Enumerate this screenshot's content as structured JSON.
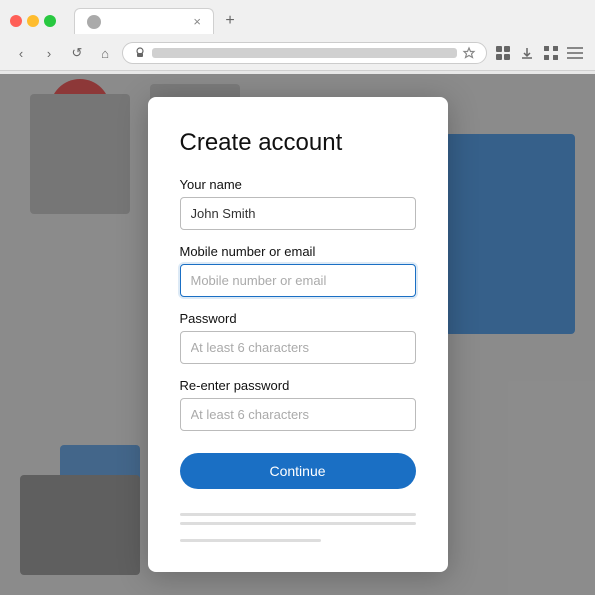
{
  "browser": {
    "tab_title": "",
    "address_bar_text": "",
    "new_tab_icon": "+",
    "nav": {
      "back": "‹",
      "forward": "›",
      "reload": "↺",
      "home": "⌂"
    }
  },
  "modal": {
    "title": "Create account",
    "fields": {
      "name_label": "Your name",
      "name_value": "John Smith",
      "email_label": "Mobile number or email",
      "email_placeholder": "Mobile number or email",
      "password_label": "Password",
      "password_placeholder": "At least 6 characters",
      "reenter_label": "Re-enter password",
      "reenter_placeholder": "At least 6 characters"
    },
    "continue_button": "Continue"
  }
}
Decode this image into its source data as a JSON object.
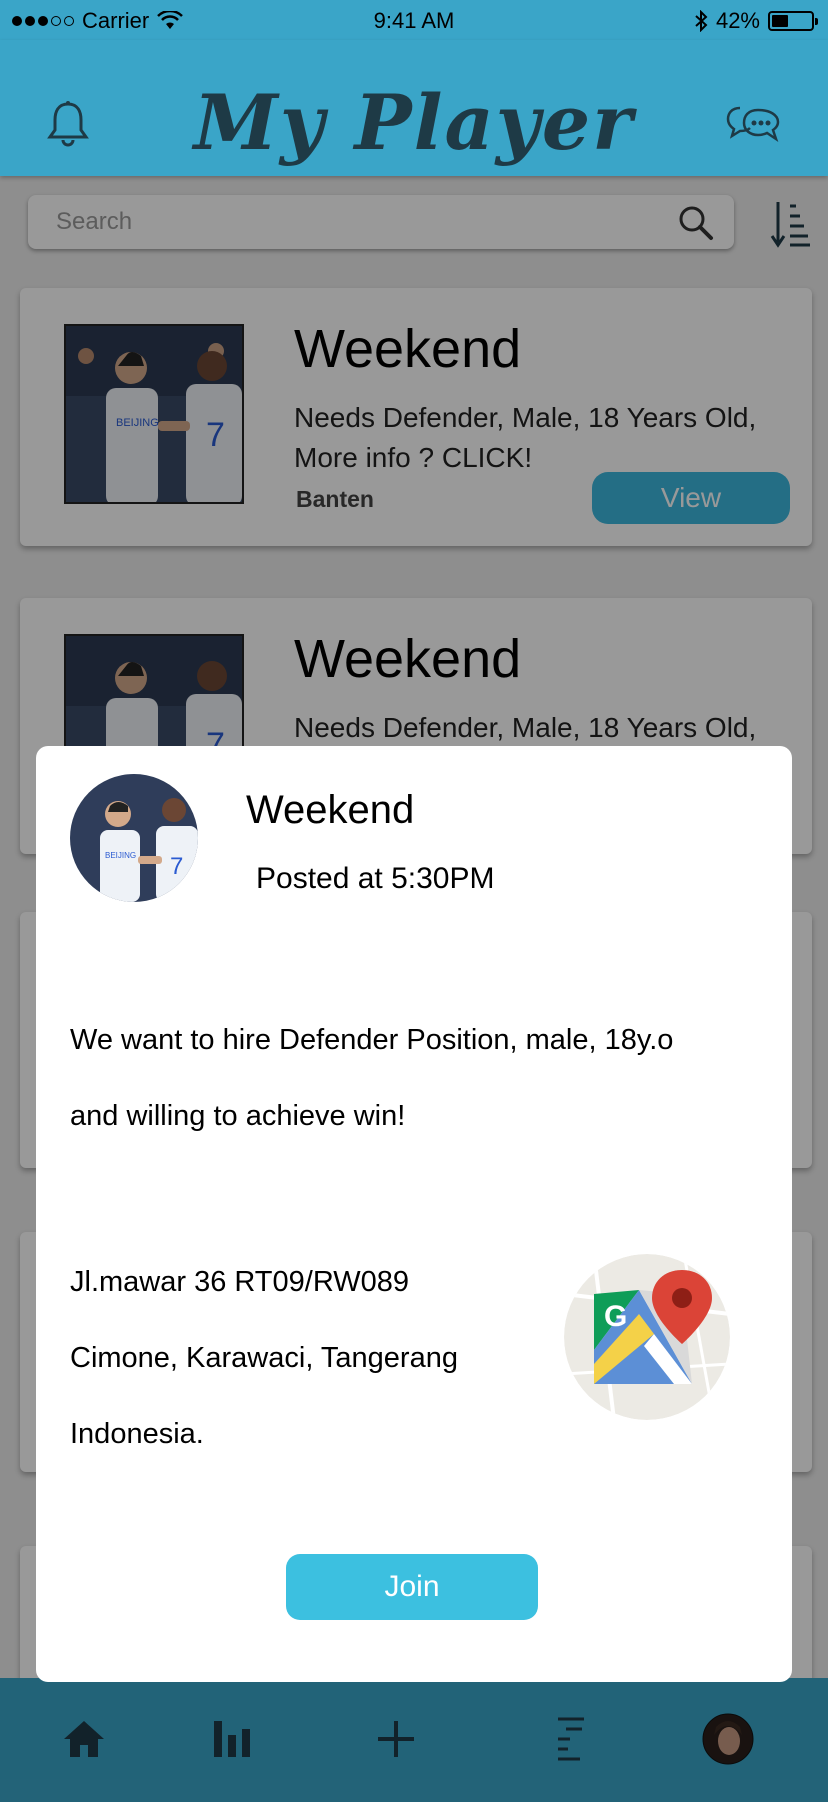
--*--
### SET EXERCISE
Copy the listing over exactly, skipping the pictures it holds.

### EXERCISE OUTPUT
Enumerate this screenshot's content as structured JSON.
{
  "browser": {
    "tab_title": "",
    "address_bar_text": "",
    "new_tab_icon": "+",
    "nav": {
      "back": "‹",
      "forward": "›",
      "reload": "↺",
      "home": "⌂"
    }
  },
  "modal": {
    "title": "Create account",
    "fields": {
      "name_label": "Your name",
      "name_value": "John Smith",
      "email_label": "Mobile number or email",
      "email_placeholder": "Mobile number or email",
      "password_label": "Password",
      "password_placeholder": "At least 6 characters",
      "reenter_label": "Re-enter password",
      "reenter_placeholder": "At least 6 characters"
    },
    "continue_button": "Continue"
  }
}
Decode this image into its source data as a JSON object.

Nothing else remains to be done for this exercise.